Records shown

----

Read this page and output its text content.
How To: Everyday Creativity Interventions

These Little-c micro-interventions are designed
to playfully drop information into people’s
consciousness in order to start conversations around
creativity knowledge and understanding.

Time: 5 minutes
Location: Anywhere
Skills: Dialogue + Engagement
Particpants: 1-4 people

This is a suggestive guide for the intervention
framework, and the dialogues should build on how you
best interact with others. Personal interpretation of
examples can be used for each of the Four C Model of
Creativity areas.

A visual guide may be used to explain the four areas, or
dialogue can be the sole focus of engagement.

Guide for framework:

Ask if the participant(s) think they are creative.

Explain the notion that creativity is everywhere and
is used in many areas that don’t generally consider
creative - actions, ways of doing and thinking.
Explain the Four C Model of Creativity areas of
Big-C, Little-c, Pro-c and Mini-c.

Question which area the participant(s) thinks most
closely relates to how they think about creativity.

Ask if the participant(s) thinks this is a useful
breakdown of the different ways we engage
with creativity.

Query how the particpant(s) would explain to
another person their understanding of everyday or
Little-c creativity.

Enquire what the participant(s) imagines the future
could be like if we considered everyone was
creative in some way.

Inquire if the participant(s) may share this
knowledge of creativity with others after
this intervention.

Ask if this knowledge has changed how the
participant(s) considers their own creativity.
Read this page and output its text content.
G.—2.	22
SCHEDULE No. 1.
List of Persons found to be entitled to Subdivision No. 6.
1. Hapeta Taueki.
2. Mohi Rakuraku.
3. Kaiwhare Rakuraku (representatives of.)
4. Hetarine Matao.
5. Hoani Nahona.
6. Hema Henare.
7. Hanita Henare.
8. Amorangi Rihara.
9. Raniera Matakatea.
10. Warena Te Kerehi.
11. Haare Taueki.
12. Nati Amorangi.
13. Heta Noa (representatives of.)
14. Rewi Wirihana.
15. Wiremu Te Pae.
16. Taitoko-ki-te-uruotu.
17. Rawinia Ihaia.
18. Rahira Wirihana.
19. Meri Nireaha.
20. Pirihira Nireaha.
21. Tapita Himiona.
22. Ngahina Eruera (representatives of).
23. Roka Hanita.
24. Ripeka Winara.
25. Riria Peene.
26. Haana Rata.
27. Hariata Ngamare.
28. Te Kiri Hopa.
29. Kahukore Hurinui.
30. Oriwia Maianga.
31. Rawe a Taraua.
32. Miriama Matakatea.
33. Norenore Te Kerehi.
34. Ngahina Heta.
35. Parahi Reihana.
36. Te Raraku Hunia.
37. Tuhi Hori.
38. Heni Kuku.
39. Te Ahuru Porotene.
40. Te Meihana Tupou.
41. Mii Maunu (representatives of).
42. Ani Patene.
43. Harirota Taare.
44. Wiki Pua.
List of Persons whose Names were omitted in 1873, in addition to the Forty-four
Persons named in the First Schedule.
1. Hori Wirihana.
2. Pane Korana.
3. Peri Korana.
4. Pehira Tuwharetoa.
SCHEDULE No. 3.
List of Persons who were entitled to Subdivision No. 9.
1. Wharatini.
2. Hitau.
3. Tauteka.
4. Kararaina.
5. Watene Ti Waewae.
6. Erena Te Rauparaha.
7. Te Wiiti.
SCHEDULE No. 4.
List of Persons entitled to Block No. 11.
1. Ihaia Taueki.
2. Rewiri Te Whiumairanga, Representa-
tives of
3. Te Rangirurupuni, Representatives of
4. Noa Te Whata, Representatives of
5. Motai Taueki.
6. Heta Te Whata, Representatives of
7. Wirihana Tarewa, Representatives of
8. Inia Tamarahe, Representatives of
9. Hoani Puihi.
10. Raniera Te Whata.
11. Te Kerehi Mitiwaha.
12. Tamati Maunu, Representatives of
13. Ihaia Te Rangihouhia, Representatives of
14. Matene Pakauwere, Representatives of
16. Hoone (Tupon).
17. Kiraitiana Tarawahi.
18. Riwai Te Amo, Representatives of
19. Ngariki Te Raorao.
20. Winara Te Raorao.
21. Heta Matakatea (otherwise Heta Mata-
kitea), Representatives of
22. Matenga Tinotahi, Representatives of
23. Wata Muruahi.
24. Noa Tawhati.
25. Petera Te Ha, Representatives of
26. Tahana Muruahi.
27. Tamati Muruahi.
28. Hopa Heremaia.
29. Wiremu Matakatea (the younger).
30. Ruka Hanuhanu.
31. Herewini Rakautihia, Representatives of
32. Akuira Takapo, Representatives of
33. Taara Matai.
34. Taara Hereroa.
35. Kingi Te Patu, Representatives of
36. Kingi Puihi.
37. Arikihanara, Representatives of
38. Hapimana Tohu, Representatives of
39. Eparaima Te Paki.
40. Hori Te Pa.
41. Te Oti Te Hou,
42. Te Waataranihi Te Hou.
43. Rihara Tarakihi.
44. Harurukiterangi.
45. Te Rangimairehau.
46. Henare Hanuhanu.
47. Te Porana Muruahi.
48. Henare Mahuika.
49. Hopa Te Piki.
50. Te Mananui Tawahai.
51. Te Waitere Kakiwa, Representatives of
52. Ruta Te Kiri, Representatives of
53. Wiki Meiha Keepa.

----

Show all lines above holding "others".

best interact with others. Personal interpretation of
knowledge of creativity with others after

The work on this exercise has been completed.